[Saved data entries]
-------

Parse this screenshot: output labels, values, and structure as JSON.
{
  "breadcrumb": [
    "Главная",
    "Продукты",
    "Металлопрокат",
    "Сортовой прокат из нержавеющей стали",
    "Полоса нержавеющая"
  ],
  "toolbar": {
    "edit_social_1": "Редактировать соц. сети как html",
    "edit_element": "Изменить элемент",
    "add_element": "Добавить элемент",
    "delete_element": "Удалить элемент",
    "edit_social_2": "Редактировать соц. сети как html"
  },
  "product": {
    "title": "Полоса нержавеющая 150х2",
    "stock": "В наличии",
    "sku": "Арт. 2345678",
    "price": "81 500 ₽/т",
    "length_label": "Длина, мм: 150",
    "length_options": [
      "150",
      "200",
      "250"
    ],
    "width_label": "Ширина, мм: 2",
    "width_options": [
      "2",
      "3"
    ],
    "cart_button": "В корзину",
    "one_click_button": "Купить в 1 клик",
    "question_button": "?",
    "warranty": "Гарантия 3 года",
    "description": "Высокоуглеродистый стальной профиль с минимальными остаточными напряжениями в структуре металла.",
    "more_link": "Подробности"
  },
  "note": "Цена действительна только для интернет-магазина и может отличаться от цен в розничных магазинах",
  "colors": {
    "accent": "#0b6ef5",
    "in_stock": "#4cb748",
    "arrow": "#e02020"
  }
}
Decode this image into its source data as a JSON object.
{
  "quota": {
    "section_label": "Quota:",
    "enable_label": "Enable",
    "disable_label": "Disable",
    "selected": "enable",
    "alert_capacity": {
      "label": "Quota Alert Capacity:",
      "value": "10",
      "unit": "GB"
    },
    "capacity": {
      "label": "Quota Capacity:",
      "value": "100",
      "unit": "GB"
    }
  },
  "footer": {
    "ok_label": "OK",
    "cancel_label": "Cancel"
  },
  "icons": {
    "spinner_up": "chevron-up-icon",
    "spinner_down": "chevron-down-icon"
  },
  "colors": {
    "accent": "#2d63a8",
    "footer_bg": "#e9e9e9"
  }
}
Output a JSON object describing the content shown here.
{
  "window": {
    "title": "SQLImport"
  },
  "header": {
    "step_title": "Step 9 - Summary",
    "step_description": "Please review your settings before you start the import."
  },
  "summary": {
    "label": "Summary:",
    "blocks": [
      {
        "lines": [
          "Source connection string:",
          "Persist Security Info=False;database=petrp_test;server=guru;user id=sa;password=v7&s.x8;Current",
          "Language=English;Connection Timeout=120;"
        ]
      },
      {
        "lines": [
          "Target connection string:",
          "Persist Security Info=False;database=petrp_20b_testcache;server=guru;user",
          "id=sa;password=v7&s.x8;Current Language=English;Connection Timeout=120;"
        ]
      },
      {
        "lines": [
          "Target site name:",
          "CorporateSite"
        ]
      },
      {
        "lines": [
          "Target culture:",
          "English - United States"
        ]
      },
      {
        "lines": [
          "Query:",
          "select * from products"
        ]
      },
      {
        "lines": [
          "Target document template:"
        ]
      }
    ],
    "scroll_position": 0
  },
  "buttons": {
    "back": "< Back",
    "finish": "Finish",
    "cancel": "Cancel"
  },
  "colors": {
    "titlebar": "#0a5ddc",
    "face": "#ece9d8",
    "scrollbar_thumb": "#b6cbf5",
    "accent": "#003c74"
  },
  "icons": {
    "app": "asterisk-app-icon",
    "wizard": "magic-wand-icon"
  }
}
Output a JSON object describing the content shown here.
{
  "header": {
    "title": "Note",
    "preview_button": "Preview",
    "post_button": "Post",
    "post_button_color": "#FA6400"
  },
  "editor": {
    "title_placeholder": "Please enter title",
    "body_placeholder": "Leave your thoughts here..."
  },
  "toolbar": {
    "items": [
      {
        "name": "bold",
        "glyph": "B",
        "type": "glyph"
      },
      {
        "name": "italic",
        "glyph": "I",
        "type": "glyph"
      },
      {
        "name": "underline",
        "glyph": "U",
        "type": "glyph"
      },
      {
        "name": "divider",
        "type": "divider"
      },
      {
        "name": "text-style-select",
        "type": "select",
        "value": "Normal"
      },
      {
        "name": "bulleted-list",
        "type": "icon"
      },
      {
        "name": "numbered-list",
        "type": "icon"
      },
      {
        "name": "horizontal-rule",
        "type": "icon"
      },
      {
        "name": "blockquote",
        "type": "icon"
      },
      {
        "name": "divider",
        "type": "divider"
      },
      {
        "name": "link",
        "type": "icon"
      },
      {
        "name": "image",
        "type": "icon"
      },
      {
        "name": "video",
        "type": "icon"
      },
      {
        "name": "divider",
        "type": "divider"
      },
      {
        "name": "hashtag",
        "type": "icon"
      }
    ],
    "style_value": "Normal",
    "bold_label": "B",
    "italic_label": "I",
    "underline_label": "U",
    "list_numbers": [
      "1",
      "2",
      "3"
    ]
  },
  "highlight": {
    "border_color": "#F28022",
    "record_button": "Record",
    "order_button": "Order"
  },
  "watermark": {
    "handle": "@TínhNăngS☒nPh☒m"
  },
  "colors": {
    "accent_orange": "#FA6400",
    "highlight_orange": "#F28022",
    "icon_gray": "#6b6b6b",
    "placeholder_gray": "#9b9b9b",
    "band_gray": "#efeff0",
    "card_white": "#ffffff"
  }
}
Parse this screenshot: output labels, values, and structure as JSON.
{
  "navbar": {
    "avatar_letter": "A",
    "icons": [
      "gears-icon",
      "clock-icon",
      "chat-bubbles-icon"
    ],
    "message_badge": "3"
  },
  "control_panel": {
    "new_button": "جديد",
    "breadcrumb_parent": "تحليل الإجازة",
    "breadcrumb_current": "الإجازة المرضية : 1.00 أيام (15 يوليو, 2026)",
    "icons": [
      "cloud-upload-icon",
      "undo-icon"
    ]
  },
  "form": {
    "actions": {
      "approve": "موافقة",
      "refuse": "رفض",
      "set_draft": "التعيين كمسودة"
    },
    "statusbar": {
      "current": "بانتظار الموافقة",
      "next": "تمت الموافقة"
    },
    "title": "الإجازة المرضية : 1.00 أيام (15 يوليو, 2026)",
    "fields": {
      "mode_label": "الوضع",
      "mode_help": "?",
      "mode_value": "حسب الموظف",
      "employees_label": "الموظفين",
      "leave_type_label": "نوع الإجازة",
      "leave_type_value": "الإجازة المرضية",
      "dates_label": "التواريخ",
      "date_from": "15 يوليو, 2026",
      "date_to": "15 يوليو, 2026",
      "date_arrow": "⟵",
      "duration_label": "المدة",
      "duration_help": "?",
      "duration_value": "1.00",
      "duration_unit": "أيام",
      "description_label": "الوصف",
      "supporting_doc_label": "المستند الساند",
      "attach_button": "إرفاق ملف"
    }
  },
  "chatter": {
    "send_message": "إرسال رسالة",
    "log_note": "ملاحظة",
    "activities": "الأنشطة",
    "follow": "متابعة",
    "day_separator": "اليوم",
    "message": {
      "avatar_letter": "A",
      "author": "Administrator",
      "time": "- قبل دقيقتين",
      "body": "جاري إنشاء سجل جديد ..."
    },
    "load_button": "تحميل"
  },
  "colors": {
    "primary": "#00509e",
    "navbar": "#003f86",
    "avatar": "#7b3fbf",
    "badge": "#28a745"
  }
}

-------

Problem statement:
Reproduce the listing above word for word.

Answer for the task:
Parse this screenshot: output labels, values, and structure as JSON.
{
  "breadcrumb": [
    "Главная",
    "Продукты",
    "Металлопрокат",
    "Сортовой прокат из нержавеющей стали",
    "Полоса нержавеющая"
  ],
  "toolbar": {
    "edit_social_1": "Редактировать соц. сети как html",
    "edit_element": "Изменить элемент",
    "add_element": "Добавить элемент",
    "delete_element": "Удалить элемент",
    "edit_social_2": "Редактировать соц. сети как html"
  },
  "product": {
    "title": "Полоса нержавеющая 150х2",
    "stock": "В наличии",
    "sku": "Арт. 2345678",
    "price": "81 500 ₽/т",
    "length_label": "Длина, мм: 150",
    "length_options": [
      "150",
      "200",
      "250"
    ],
    "width_label": "Ширина, мм: 2",
    "width_options": [
      "2",
      "3"
    ],
    "cart_button": "В корзину",
    "one_click_button": "Купить в 1 клик",
    "question_button": "?",
    "warranty": "Гарантия 3 года",
    "description": "Высокоуглеродистый стальной профиль с минимальными остаточными напряжениями в структуре металла.",
    "more_link": "Подробности"
  },
  "note": "Цена действительна только для интернет-магазина и может отличаться от цен в розничных магазинах",
  "colors": {
    "accent": "#0b6ef5",
    "in_stock": "#4cb748",
    "arrow": "#e02020"
  }
}
Decode this image into its source data as a JSON object.
{
  "quota": {
    "section_label": "Quota:",
    "enable_label": "Enable",
    "disable_label": "Disable",
    "selected": "enable",
    "alert_capacity": {
      "label": "Quota Alert Capacity:",
      "value": "10",
      "unit": "GB"
    },
    "capacity": {
      "label": "Quota Capacity:",
      "value": "100",
      "unit": "GB"
    }
  },
  "footer": {
    "ok_label": "OK",
    "cancel_label": "Cancel"
  },
  "icons": {
    "spinner_up": "chevron-up-icon",
    "spinner_down": "chevron-down-icon"
  },
  "colors": {
    "accent": "#2d63a8",
    "footer_bg": "#e9e9e9"
  }
}
Output a JSON object describing the content shown here.
{
  "window": {
    "title": "SQLImport"
  },
  "header": {
    "step_title": "Step 9 - Summary",
    "step_description": "Please review your settings before you start the import."
  },
  "summary": {
    "label": "Summary:",
    "blocks": [
      {
        "lines": [
          "Source connection string:",
          "Persist Security Info=False;database=petrp_test;server=guru;user id=sa;password=v7&s.x8;Current",
          "Language=English;Connection Timeout=120;"
        ]
      },
      {
        "lines": [
          "Target connection string:",
          "Persist Security Info=False;database=petrp_20b_testcache;server=guru;user",
          "id=sa;password=v7&s.x8;Current Language=English;Connection Timeout=120;"
        ]
      },
      {
        "lines": [
          "Target site name:",
          "CorporateSite"
        ]
      },
      {
        "lines": [
          "Target culture:",
          "English - United States"
        ]
      },
      {
        "lines": [
          "Query:",
          "select * from products"
        ]
      },
      {
        "lines": [
          "Target document template:"
        ]
      }
    ],
    "scroll_position": 0
  },
  "buttons": {
    "back": "< Back",
    "finish": "Finish",
    "cancel": "Cancel"
  },
  "colors": {
    "titlebar": "#0a5ddc",
    "face": "#ece9d8",
    "scrollbar_thumb": "#b6cbf5",
    "accent": "#003c74"
  },
  "icons": {
    "app": "asterisk-app-icon",
    "wizard": "magic-wand-icon"
  }
}
Output a JSON object describing the content shown here.
{
  "header": {
    "title": "Note",
    "preview_button": "Preview",
    "post_button": "Post",
    "post_button_color": "#FA6400"
  },
  "editor": {
    "title_placeholder": "Please enter title",
    "body_placeholder": "Leave your thoughts here..."
  },
  "toolbar": {
    "items": [
      {
        "name": "bold",
        "glyph": "B",
        "type": "glyph"
      },
      {
        "name": "italic",
        "glyph": "I",
        "type": "glyph"
      },
      {
        "name": "underline",
        "glyph": "U",
        "type": "glyph"
      },
      {
        "name": "divider",
        "type": "divider"
      },
      {
        "name": "text-style-select",
        "type": "select",
        "value": "Normal"
      },
      {
        "name": "bulleted-list",
        "type": "icon"
      },
      {
        "name": "numbered-list",
        "type": "icon"
      },
      {
        "name": "horizontal-rule",
        "type": "icon"
      },
      {
        "name": "blockquote",
        "type": "icon"
      },
      {
        "name": "divider",
        "type": "divider"
      },
      {
        "name": "link",
        "type": "icon"
      },
      {
        "name": "image",
        "type": "icon"
      },
      {
        "name": "video",
        "type": "icon"
      },
      {
        "name": "divider",
        "type": "divider"
      },
      {
        "name": "hashtag",
        "type": "icon"
      }
    ],
    "style_value": "Normal",
    "bold_label": "B",
    "italic_label": "I",
    "underline_label": "U",
    "list_numbers": [
      "1",
      "2",
      "3"
    ]
  },
  "highlight": {
    "border_color": "#F28022",
    "record_button": "Record",
    "order_button": "Order"
  },
  "watermark": {
    "handle": "@TínhNăngS☒nPh☒m"
  },
  "colors": {
    "accent_orange": "#FA6400",
    "highlight_orange": "#F28022",
    "icon_gray": "#6b6b6b",
    "placeholder_gray": "#9b9b9b",
    "band_gray": "#efeff0",
    "card_white": "#ffffff"
  }
}
Parse this screenshot: output labels, values, and structure as JSON.
{
  "navbar": {
    "avatar_letter": "A",
    "icons": [
      "gears-icon",
      "clock-icon",
      "chat-bubbles-icon"
    ],
    "message_badge": "3"
  },
  "control_panel": {
    "new_button": "جديد",
    "breadcrumb_parent": "تحليل الإجازة",
    "breadcrumb_current": "الإجازة المرضية : 1.00 أيام (15 يوليو, 2026)",
    "icons": [
      "cloud-upload-icon",
      "undo-icon"
    ]
  },
  "form": {
    "actions": {
      "approve": "موافقة",
      "refuse": "رفض",
      "set_draft": "التعيين كمسودة"
    },
    "statusbar": {
      "current": "بانتظار الموافقة",
      "next": "تمت الموافقة"
    },
    "title": "الإجازة المرضية : 1.00 أيام (15 يوليو, 2026)",
    "fields": {
      "mode_label": "الوضع",
      "mode_help": "?",
      "mode_value": "حسب الموظف",
      "employees_label": "الموظفين",
      "leave_type_label": "نوع الإجازة",
      "leave_type_value": "الإجازة المرضية",
      "dates_label": "التواريخ",
      "date_from": "15 يوليو, 2026",
      "date_to": "15 يوليو, 2026",
      "date_arrow": "⟵",
      "duration_label": "المدة",
      "duration_help": "?",
      "duration_value": "1.00",
      "duration_unit": "أيام",
      "description_label": "الوصف",
      "supporting_doc_label": "المستند الساند",
      "attach_button": "إرفاق ملف"
    }
  },
  "chatter": {
    "send_message": "إرسال رسالة",
    "log_note": "ملاحظة",
    "activities": "الأنشطة",
    "follow": "متابعة",
    "day_separator": "اليوم",
    "message": {
      "avatar_letter": "A",
      "author": "Administrator",
      "time": "- قبل دقيقتين",
      "body": "جاري إنشاء سجل جديد ..."
    },
    "load_button": "تحميل"
  },
  "colors": {
    "primary": "#00509e",
    "navbar": "#003f86",
    "avatar": "#7b3fbf",
    "badge": "#28a745"
  }
}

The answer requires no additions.